▸ Available records
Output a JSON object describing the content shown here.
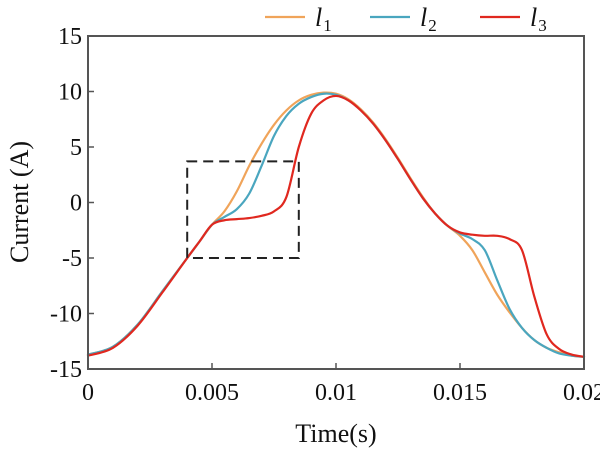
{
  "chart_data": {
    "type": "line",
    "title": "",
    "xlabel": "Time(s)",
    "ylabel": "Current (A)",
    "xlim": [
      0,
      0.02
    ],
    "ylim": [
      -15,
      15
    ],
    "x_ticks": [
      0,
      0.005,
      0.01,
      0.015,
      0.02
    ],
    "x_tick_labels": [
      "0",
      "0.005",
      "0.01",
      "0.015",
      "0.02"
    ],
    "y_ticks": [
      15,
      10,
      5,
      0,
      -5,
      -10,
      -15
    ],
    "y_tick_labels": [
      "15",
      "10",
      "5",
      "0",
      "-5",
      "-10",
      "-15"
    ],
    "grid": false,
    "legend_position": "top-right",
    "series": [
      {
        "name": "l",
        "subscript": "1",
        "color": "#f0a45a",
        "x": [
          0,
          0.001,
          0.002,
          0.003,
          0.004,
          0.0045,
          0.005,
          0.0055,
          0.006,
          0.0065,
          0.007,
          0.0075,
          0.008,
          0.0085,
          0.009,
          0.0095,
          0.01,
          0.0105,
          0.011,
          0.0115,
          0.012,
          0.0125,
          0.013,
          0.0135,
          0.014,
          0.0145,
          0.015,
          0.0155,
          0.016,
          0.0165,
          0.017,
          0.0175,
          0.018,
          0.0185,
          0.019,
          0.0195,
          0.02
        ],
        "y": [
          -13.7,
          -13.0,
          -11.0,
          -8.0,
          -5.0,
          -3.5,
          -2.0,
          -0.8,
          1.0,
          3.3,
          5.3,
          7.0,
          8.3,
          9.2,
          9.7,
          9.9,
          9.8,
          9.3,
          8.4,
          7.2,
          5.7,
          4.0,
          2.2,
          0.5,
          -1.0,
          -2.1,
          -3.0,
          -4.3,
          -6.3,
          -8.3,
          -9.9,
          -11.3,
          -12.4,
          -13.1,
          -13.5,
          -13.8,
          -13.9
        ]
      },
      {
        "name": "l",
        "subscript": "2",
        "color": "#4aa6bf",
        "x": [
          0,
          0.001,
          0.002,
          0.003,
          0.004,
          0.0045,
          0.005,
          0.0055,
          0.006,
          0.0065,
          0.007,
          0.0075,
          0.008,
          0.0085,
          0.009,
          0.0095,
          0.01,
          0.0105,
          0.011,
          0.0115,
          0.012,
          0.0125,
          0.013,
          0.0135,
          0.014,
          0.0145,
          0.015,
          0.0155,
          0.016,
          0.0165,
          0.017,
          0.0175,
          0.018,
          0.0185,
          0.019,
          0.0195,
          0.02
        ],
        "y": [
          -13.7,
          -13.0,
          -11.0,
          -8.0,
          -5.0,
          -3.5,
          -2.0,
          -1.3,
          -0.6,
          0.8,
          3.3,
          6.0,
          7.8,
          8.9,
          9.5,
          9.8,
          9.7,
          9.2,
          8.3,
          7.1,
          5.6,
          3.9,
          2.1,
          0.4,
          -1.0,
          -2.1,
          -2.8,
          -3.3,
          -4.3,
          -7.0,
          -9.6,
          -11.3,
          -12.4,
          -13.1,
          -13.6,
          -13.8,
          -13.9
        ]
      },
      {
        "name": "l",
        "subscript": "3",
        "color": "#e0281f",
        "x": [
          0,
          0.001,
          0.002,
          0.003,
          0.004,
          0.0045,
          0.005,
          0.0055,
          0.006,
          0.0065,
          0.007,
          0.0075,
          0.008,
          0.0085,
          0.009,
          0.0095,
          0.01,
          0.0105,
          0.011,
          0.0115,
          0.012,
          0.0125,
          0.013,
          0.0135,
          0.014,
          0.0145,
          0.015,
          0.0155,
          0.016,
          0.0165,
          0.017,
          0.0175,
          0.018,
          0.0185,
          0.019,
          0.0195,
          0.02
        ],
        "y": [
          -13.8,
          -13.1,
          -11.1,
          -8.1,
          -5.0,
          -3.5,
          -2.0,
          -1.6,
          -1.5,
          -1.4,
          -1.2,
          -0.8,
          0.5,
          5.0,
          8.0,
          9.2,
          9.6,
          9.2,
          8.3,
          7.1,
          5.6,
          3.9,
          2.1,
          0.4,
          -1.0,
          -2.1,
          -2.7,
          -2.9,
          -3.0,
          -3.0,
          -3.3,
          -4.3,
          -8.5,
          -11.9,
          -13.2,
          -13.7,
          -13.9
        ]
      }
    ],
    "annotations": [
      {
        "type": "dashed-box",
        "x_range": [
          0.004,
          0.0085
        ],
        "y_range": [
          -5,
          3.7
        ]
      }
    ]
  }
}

▸ Problem to solve
Give the data again exactly as written, with all pictures left out.

▸ Answer to this exercise
Output a JSON object describing the content shown here.
{
  "chart_data": {
    "type": "line",
    "title": "",
    "xlabel": "Time(s)",
    "ylabel": "Current (A)",
    "xlim": [
      0,
      0.02
    ],
    "ylim": [
      -15,
      15
    ],
    "x_ticks": [
      0,
      0.005,
      0.01,
      0.015,
      0.02
    ],
    "x_tick_labels": [
      "0",
      "0.005",
      "0.01",
      "0.015",
      "0.02"
    ],
    "y_ticks": [
      15,
      10,
      5,
      0,
      -5,
      -10,
      -15
    ],
    "y_tick_labels": [
      "15",
      "10",
      "5",
      "0",
      "-5",
      "-10",
      "-15"
    ],
    "grid": false,
    "legend_position": "top-right",
    "series": [
      {
        "name": "l",
        "subscript": "1",
        "color": "#f0a45a",
        "x": [
          0,
          0.001,
          0.002,
          0.003,
          0.004,
          0.0045,
          0.005,
          0.0055,
          0.006,
          0.0065,
          0.007,
          0.0075,
          0.008,
          0.0085,
          0.009,
          0.0095,
          0.01,
          0.0105,
          0.011,
          0.0115,
          0.012,
          0.0125,
          0.013,
          0.0135,
          0.014,
          0.0145,
          0.015,
          0.0155,
          0.016,
          0.0165,
          0.017,
          0.0175,
          0.018,
          0.0185,
          0.019,
          0.0195,
          0.02
        ],
        "y": [
          -13.7,
          -13.0,
          -11.0,
          -8.0,
          -5.0,
          -3.5,
          -2.0,
          -0.8,
          1.0,
          3.3,
          5.3,
          7.0,
          8.3,
          9.2,
          9.7,
          9.9,
          9.8,
          9.3,
          8.4,
          7.2,
          5.7,
          4.0,
          2.2,
          0.5,
          -1.0,
          -2.1,
          -3.0,
          -4.3,
          -6.3,
          -8.3,
          -9.9,
          -11.3,
          -12.4,
          -13.1,
          -13.5,
          -13.8,
          -13.9
        ]
      },
      {
        "name": "l",
        "subscript": "2",
        "color": "#4aa6bf",
        "x": [
          0,
          0.001,
          0.002,
          0.003,
          0.004,
          0.0045,
          0.005,
          0.0055,
          0.006,
          0.0065,
          0.007,
          0.0075,
          0.008,
          0.0085,
          0.009,
          0.0095,
          0.01,
          0.0105,
          0.011,
          0.0115,
          0.012,
          0.0125,
          0.013,
          0.0135,
          0.014,
          0.0145,
          0.015,
          0.0155,
          0.016,
          0.0165,
          0.017,
          0.0175,
          0.018,
          0.0185,
          0.019,
          0.0195,
          0.02
        ],
        "y": [
          -13.7,
          -13.0,
          -11.0,
          -8.0,
          -5.0,
          -3.5,
          -2.0,
          -1.3,
          -0.6,
          0.8,
          3.3,
          6.0,
          7.8,
          8.9,
          9.5,
          9.8,
          9.7,
          9.2,
          8.3,
          7.1,
          5.6,
          3.9,
          2.1,
          0.4,
          -1.0,
          -2.1,
          -2.8,
          -3.3,
          -4.3,
          -7.0,
          -9.6,
          -11.3,
          -12.4,
          -13.1,
          -13.6,
          -13.8,
          -13.9
        ]
      },
      {
        "name": "l",
        "subscript": "3",
        "color": "#e0281f",
        "x": [
          0,
          0.001,
          0.002,
          0.003,
          0.004,
          0.0045,
          0.005,
          0.0055,
          0.006,
          0.0065,
          0.007,
          0.0075,
          0.008,
          0.0085,
          0.009,
          0.0095,
          0.01,
          0.0105,
          0.011,
          0.0115,
          0.012,
          0.0125,
          0.013,
          0.0135,
          0.014,
          0.0145,
          0.015,
          0.0155,
          0.016,
          0.0165,
          0.017,
          0.0175,
          0.018,
          0.0185,
          0.019,
          0.0195,
          0.02
        ],
        "y": [
          -13.8,
          -13.1,
          -11.1,
          -8.1,
          -5.0,
          -3.5,
          -2.0,
          -1.6,
          -1.5,
          -1.4,
          -1.2,
          -0.8,
          0.5,
          5.0,
          8.0,
          9.2,
          9.6,
          9.2,
          8.3,
          7.1,
          5.6,
          3.9,
          2.1,
          0.4,
          -1.0,
          -2.1,
          -2.7,
          -2.9,
          -3.0,
          -3.0,
          -3.3,
          -4.3,
          -8.5,
          -11.9,
          -13.2,
          -13.7,
          -13.9
        ]
      }
    ],
    "annotations": [
      {
        "type": "dashed-box",
        "x_range": [
          0.004,
          0.0085
        ],
        "y_range": [
          -5,
          3.7
        ]
      }
    ]
  }
}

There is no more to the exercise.